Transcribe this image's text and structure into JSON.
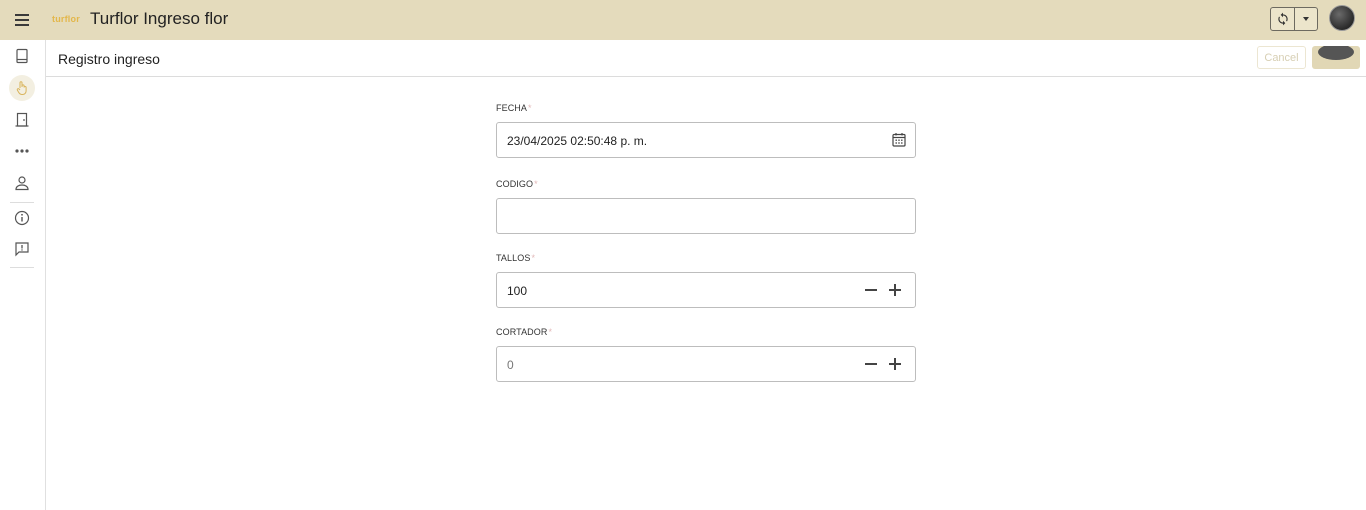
{
  "app": {
    "logo_text": "turflor",
    "title": "Turflor Ingreso flor"
  },
  "header": {
    "sync_icon": "sync-icon",
    "dropdown_icon": "chevron-down-icon"
  },
  "sidebar": {
    "items": [
      {
        "icon": "book-icon"
      },
      {
        "icon": "hand-pointer-icon"
      },
      {
        "icon": "door-exit-icon"
      },
      {
        "icon": "more-dots-icon"
      },
      {
        "icon": "user-icon"
      },
      {
        "icon": "info-icon"
      },
      {
        "icon": "feedback-icon"
      }
    ]
  },
  "page": {
    "title": "Registro ingreso",
    "cancel_label": "Cancel"
  },
  "form": {
    "fecha": {
      "label": "FECHA",
      "required": "*",
      "value": "23/04/2025 02:50:48 p. m."
    },
    "codigo": {
      "label": "CODIGO",
      "required": "*",
      "value": ""
    },
    "tallos": {
      "label": "TALLOS",
      "required": "*",
      "value": "100"
    },
    "cortador": {
      "label": "CORTADOR",
      "required": "*",
      "placeholder": "0"
    }
  },
  "colors": {
    "appbar": "#e4dbbc",
    "accent": "#e3b74a",
    "required": "#e2b8b8"
  }
}
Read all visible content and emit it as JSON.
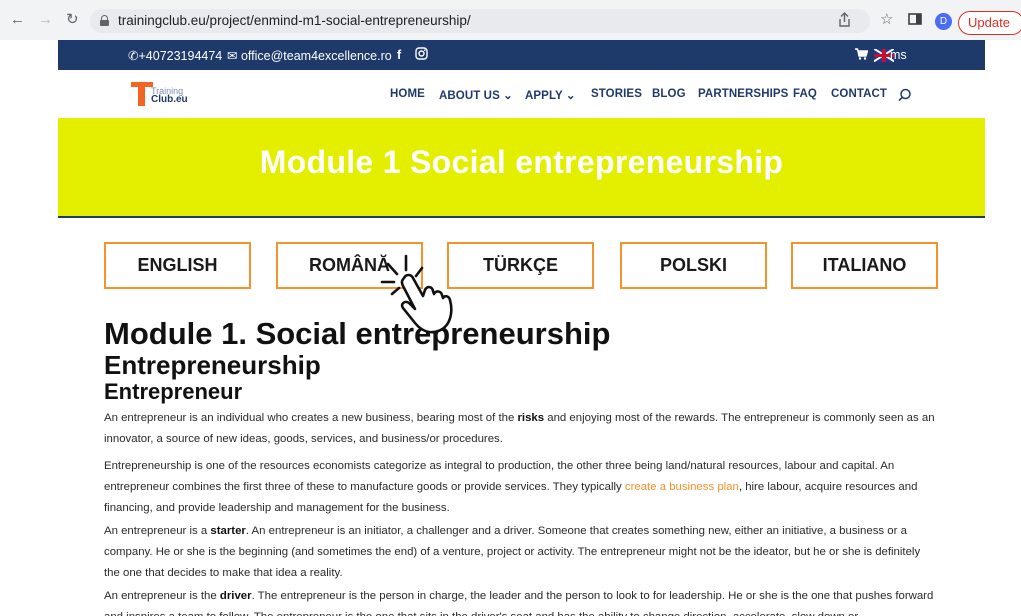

◆ **JOB**:
Within the listing above, work out how many lines contain the string "title", and reply with that number only.

◆ **ANSWER TO THE EXERCISE**:
2